§ What is asked: Reproduce the material word for word; the images stay out.

§ Records shown:
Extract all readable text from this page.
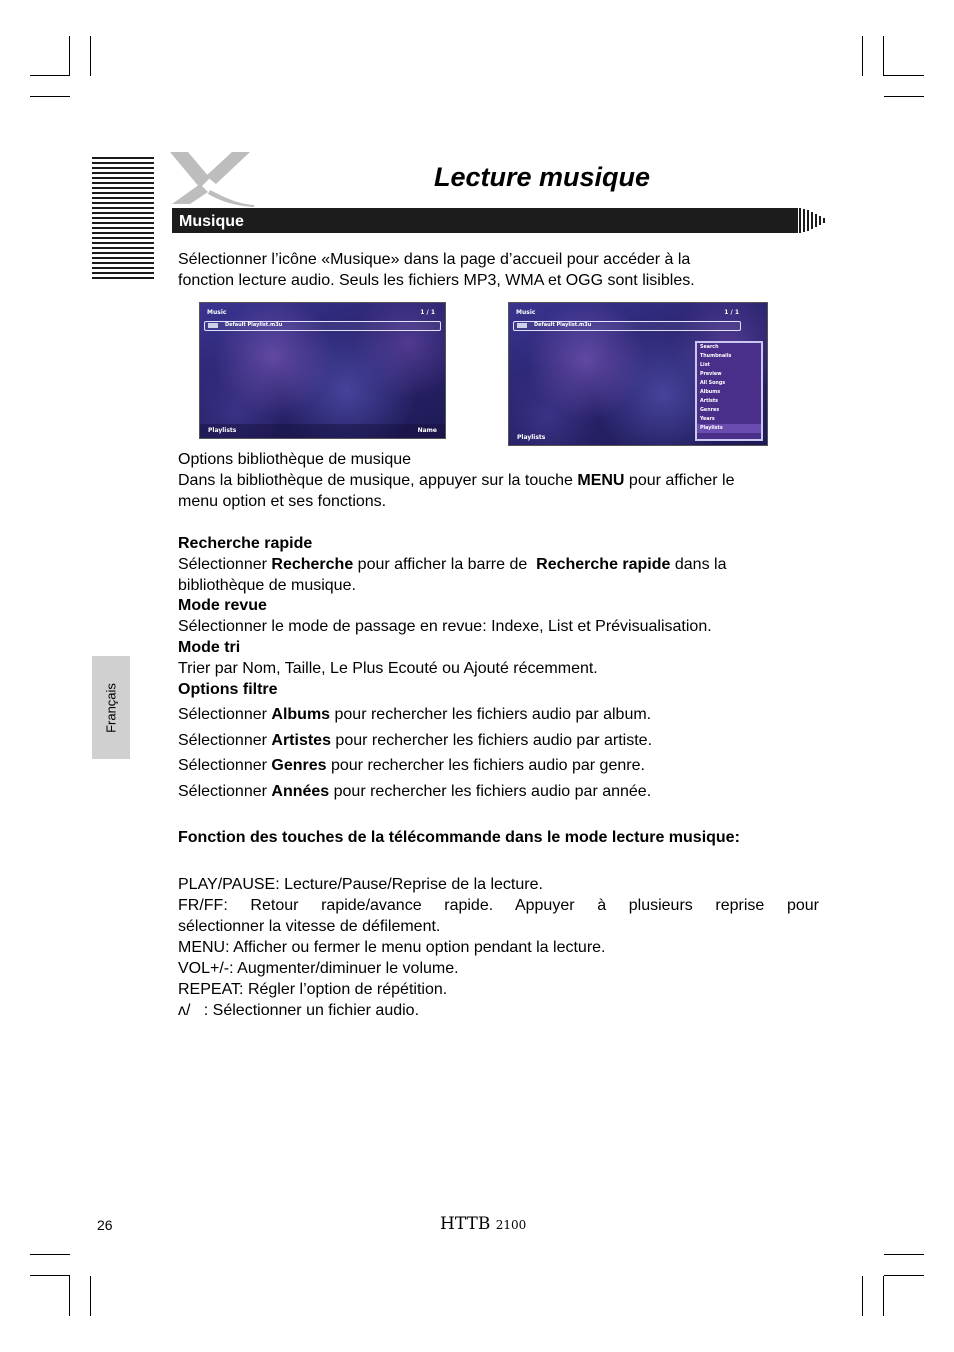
Lecture musique
Musique
Sélectionner l’icône «Musique» dans la page d’accueil pour accéder à la
fonction lecture audio. Seuls les fichiers MP3, WMA et OGG sont lisibles.
Music	1 / 1
Default Playlist.m3u
Playlists	Name
Music	1 / 1
Default Playlist.m3u
Playlists
Search
Thumbnails
List
Preview
All Songs
Albums
Artists
Genres
Years
Playlists
Options bibliothèque de musique
Dans la bibliothèque de musique, appuyer sur la touche MENU pour afficher le
menu option et ses fonctions.
Recherche rapide
Sélectionner Recherche pour afficher la barre de  Recherche rapide dans la
bibliothèque de musique.
Mode revue
Sélectionner le mode de passage en revue: Indexe, List et Prévisualisation.
Mode tri
Trier par Nom, Taille, Le Plus Ecouté ou Ajouté récemment.
Options filtre
Sélectionner Albums pour rechercher les fichiers audio par album.
Sélectionner Artistes pour rechercher les fichiers audio par artiste.
Sélectionner Genres pour rechercher les fichiers audio par genre.
Sélectionner Années pour rechercher les fichiers audio par année.
Fonction des touches de la télécommande dans le mode lecture musique:
PLAY/PAUSE: Lecture/Pause/Reprise de la lecture.
FR/FF: Retour rapide/avance rapide. Appuyer à plusieurs reprise pour
sélectionner la vitesse de défilement.
MENU: Afficher ou fermer le menu option pendant la lecture.
VOL+/-: Augmenter/diminuer le volume.
REPEAT: Régler l’option de répétition.
ʌ/   : Sélectionner un fichier audio.
Français
26	HTTB 2100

§ Final answer:
Extract all readable text from this page.
Lecture musique
Musique
Sélectionner l’icône «Musique» dans la page d’accueil pour accéder à la
fonction lecture audio. Seuls les fichiers MP3, WMA et OGG sont lisibles.
Music	1 / 1
Default Playlist.m3u
Playlists	Name
Music	1 / 1
Default Playlist.m3u
Playlists
Search
Thumbnails
List
Preview
All Songs
Albums
Artists
Genres
Years
Playlists
Options bibliothèque de musique
Dans la bibliothèque de musique, appuyer sur la touche MENU pour afficher le
menu option et ses fonctions.
Recherche rapide
Sélectionner Recherche pour afficher la barre de  Recherche rapide dans la
bibliothèque de musique.
Mode revue
Sélectionner le mode de passage en revue: Indexe, List et Prévisualisation.
Mode tri
Trier par Nom, Taille, Le Plus Ecouté ou Ajouté récemment.
Options filtre
Sélectionner Albums pour rechercher les fichiers audio par album.
Sélectionner Artistes pour rechercher les fichiers audio par artiste.
Sélectionner Genres pour rechercher les fichiers audio par genre.
Sélectionner Années pour rechercher les fichiers audio par année.
Fonction des touches de la télécommande dans le mode lecture musique:
PLAY/PAUSE: Lecture/Pause/Reprise de la lecture.
FR/FF: Retour rapide/avance rapide. Appuyer à plusieurs reprise pour
sélectionner la vitesse de défilement.
MENU: Afficher ou fermer le menu option pendant la lecture.
VOL+/-: Augmenter/diminuer le volume.
REPEAT: Régler l’option de répétition.
ʌ/   : Sélectionner un fichier audio.
Français
26	HTTB 2100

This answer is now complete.